Reproduce the following material exactly, including every line.

#### Records supplied ####

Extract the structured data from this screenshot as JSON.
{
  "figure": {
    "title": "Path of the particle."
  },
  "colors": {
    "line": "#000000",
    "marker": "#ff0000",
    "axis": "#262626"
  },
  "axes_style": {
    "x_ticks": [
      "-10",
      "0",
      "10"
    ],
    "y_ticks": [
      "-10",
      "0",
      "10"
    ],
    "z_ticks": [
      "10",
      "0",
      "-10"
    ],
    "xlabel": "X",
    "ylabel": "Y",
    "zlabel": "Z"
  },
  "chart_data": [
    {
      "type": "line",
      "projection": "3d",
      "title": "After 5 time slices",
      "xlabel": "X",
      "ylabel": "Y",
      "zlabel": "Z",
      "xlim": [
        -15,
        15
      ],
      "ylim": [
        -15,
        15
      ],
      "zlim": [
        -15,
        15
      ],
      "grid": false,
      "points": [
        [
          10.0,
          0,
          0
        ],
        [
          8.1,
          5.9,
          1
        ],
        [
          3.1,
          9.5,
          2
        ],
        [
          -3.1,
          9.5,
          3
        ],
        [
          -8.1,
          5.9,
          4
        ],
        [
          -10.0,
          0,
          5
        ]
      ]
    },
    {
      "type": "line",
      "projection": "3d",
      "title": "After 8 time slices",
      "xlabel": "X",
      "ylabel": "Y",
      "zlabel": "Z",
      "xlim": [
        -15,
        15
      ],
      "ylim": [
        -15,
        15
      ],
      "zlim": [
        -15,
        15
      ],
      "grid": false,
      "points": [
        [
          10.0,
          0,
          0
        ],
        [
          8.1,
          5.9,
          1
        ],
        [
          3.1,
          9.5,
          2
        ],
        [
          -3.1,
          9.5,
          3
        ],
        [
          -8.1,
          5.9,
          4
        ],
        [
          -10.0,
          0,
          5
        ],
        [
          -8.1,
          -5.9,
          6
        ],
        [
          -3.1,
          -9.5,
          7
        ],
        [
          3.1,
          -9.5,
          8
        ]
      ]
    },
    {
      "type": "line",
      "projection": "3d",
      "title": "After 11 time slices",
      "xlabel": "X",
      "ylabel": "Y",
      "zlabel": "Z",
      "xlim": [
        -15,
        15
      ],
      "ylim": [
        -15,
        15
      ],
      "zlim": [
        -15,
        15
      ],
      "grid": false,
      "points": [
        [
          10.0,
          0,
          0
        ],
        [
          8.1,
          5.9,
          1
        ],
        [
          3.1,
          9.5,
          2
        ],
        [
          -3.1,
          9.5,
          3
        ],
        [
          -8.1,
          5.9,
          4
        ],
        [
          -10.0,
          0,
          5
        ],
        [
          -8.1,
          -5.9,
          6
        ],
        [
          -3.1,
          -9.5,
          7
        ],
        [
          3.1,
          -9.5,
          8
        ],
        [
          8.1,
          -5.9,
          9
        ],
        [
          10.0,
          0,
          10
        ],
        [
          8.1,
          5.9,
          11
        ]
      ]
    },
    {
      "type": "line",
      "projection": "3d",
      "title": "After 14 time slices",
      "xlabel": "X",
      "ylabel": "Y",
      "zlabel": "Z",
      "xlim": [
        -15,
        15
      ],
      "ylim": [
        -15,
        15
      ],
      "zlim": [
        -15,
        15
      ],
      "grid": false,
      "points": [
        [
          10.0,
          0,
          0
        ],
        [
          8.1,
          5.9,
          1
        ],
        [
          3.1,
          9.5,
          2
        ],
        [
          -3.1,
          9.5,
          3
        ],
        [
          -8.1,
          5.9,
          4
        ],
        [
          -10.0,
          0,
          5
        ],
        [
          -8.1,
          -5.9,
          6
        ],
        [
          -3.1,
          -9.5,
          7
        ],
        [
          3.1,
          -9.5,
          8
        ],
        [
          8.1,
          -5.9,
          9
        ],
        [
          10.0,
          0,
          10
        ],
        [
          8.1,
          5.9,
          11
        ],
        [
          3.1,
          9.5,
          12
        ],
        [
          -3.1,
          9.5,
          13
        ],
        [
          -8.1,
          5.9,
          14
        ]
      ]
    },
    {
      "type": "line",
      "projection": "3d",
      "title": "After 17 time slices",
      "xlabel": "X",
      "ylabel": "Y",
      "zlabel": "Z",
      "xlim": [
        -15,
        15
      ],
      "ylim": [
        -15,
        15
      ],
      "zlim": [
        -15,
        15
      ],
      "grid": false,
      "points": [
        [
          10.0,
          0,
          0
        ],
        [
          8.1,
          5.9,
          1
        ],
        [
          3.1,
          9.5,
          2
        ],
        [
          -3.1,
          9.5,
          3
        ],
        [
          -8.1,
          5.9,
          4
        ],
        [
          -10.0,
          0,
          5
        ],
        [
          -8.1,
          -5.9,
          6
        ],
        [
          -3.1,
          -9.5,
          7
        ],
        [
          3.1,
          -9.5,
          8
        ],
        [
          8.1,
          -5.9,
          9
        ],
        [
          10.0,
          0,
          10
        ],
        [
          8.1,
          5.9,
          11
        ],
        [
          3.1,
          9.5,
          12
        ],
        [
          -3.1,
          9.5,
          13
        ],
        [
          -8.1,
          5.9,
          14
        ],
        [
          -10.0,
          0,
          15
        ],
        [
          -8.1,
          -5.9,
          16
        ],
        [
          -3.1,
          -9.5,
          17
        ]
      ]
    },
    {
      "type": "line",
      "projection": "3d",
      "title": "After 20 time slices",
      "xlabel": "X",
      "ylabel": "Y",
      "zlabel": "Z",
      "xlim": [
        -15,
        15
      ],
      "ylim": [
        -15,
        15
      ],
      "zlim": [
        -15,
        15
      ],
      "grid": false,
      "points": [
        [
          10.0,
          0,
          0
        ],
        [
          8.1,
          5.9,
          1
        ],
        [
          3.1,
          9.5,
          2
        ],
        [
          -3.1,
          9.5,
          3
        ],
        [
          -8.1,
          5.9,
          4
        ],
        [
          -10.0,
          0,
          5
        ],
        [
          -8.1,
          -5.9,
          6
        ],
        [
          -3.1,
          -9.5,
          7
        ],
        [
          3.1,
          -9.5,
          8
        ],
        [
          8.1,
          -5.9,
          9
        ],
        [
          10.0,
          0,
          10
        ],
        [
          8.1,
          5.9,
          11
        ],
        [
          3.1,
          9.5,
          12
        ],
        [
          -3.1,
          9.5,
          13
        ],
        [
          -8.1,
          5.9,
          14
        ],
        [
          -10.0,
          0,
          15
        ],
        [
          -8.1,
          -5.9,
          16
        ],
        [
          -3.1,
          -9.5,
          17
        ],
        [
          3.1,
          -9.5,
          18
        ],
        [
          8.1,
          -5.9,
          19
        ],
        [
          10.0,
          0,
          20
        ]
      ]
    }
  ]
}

####

◆ **Output for this task**
Extract the structured data from this screenshot as JSON.
{
  "figure": {
    "title": "Path of the particle."
  },
  "colors": {
    "line": "#000000",
    "marker": "#ff0000",
    "axis": "#262626"
  },
  "axes_style": {
    "x_ticks": [
      "-10",
      "0",
      "10"
    ],
    "y_ticks": [
      "-10",
      "0",
      "10"
    ],
    "z_ticks": [
      "10",
      "0",
      "-10"
    ],
    "xlabel": "X",
    "ylabel": "Y",
    "zlabel": "Z"
  },
  "chart_data": [
    {
      "type": "line",
      "projection": "3d",
      "title": "After 5 time slices",
      "xlabel": "X",
      "ylabel": "Y",
      "zlabel": "Z",
      "xlim": [
        -15,
        15
      ],
      "ylim": [
        -15,
        15
      ],
      "zlim": [
        -15,
        15
      ],
      "grid": false,
      "points": [
        [
          10.0,
          0,
          0
        ],
        [
          8.1,
          5.9,
          1
        ],
        [
          3.1,
          9.5,
          2
        ],
        [
          -3.1,
          9.5,
          3
        ],
        [
          -8.1,
          5.9,
          4
        ],
        [
          -10.0,
          0,
          5
        ]
      ]
    },
    {
      "type": "line",
      "projection": "3d",
      "title": "After 8 time slices",
      "xlabel": "X",
      "ylabel": "Y",
      "zlabel": "Z",
      "xlim": [
        -15,
        15
      ],
      "ylim": [
        -15,
        15
      ],
      "zlim": [
        -15,
        15
      ],
      "grid": false,
      "points": [
        [
          10.0,
          0,
          0
        ],
        [
          8.1,
          5.9,
          1
        ],
        [
          3.1,
          9.5,
          2
        ],
        [
          -3.1,
          9.5,
          3
        ],
        [
          -8.1,
          5.9,
          4
        ],
        [
          -10.0,
          0,
          5
        ],
        [
          -8.1,
          -5.9,
          6
        ],
        [
          -3.1,
          -9.5,
          7
        ],
        [
          3.1,
          -9.5,
          8
        ]
      ]
    },
    {
      "type": "line",
      "projection": "3d",
      "title": "After 11 time slices",
      "xlabel": "X",
      "ylabel": "Y",
      "zlabel": "Z",
      "xlim": [
        -15,
        15
      ],
      "ylim": [
        -15,
        15
      ],
      "zlim": [
        -15,
        15
      ],
      "grid": false,
      "points": [
        [
          10.0,
          0,
          0
        ],
        [
          8.1,
          5.9,
          1
        ],
        [
          3.1,
          9.5,
          2
        ],
        [
          -3.1,
          9.5,
          3
        ],
        [
          -8.1,
          5.9,
          4
        ],
        [
          -10.0,
          0,
          5
        ],
        [
          -8.1,
          -5.9,
          6
        ],
        [
          -3.1,
          -9.5,
          7
        ],
        [
          3.1,
          -9.5,
          8
        ],
        [
          8.1,
          -5.9,
          9
        ],
        [
          10.0,
          0,
          10
        ],
        [
          8.1,
          5.9,
          11
        ]
      ]
    },
    {
      "type": "line",
      "projection": "3d",
      "title": "After 14 time slices",
      "xlabel": "X",
      "ylabel": "Y",
      "zlabel": "Z",
      "xlim": [
        -15,
        15
      ],
      "ylim": [
        -15,
        15
      ],
      "zlim": [
        -15,
        15
      ],
      "grid": false,
      "points": [
        [
          10.0,
          0,
          0
        ],
        [
          8.1,
          5.9,
          1
        ],
        [
          3.1,
          9.5,
          2
        ],
        [
          -3.1,
          9.5,
          3
        ],
        [
          -8.1,
          5.9,
          4
        ],
        [
          -10.0,
          0,
          5
        ],
        [
          -8.1,
          -5.9,
          6
        ],
        [
          -3.1,
          -9.5,
          7
        ],
        [
          3.1,
          -9.5,
          8
        ],
        [
          8.1,
          -5.9,
          9
        ],
        [
          10.0,
          0,
          10
        ],
        [
          8.1,
          5.9,
          11
        ],
        [
          3.1,
          9.5,
          12
        ],
        [
          -3.1,
          9.5,
          13
        ],
        [
          -8.1,
          5.9,
          14
        ]
      ]
    },
    {
      "type": "line",
      "projection": "3d",
      "title": "After 17 time slices",
      "xlabel": "X",
      "ylabel": "Y",
      "zlabel": "Z",
      "xlim": [
        -15,
        15
      ],
      "ylim": [
        -15,
        15
      ],
      "zlim": [
        -15,
        15
      ],
      "grid": false,
      "points": [
        [
          10.0,
          0,
          0
        ],
        [
          8.1,
          5.9,
          1
        ],
        [
          3.1,
          9.5,
          2
        ],
        [
          -3.1,
          9.5,
          3
        ],
        [
          -8.1,
          5.9,
          4
        ],
        [
          -10.0,
          0,
          5
        ],
        [
          -8.1,
          -5.9,
          6
        ],
        [
          -3.1,
          -9.5,
          7
        ],
        [
          3.1,
          -9.5,
          8
        ],
        [
          8.1,
          -5.9,
          9
        ],
        [
          10.0,
          0,
          10
        ],
        [
          8.1,
          5.9,
          11
        ],
        [
          3.1,
          9.5,
          12
        ],
        [
          -3.1,
          9.5,
          13
        ],
        [
          -8.1,
          5.9,
          14
        ],
        [
          -10.0,
          0,
          15
        ],
        [
          -8.1,
          -5.9,
          16
        ],
        [
          -3.1,
          -9.5,
          17
        ]
      ]
    },
    {
      "type": "line",
      "projection": "3d",
      "title": "After 20 time slices",
      "xlabel": "X",
      "ylabel": "Y",
      "zlabel": "Z",
      "xlim": [
        -15,
        15
      ],
      "ylim": [
        -15,
        15
      ],
      "zlim": [
        -15,
        15
      ],
      "grid": false,
      "points": [
        [
          10.0,
          0,
          0
        ],
        [
          8.1,
          5.9,
          1
        ],
        [
          3.1,
          9.5,
          2
        ],
        [
          -3.1,
          9.5,
          3
        ],
        [
          -8.1,
          5.9,
          4
        ],
        [
          -10.0,
          0,
          5
        ],
        [
          -8.1,
          -5.9,
          6
        ],
        [
          -3.1,
          -9.5,
          7
        ],
        [
          3.1,
          -9.5,
          8
        ],
        [
          8.1,
          -5.9,
          9
        ],
        [
          10.0,
          0,
          10
        ],
        [
          8.1,
          5.9,
          11
        ],
        [
          3.1,
          9.5,
          12
        ],
        [
          -3.1,
          9.5,
          13
        ],
        [
          -8.1,
          5.9,
          14
        ],
        [
          -10.0,
          0,
          15
        ],
        [
          -8.1,
          -5.9,
          16
        ],
        [
          -3.1,
          -9.5,
          17
        ],
        [
          3.1,
          -9.5,
          18
        ],
        [
          8.1,
          -5.9,
          19
        ],
        [
          10.0,
          0,
          20
        ]
      ]
    }
  ]
}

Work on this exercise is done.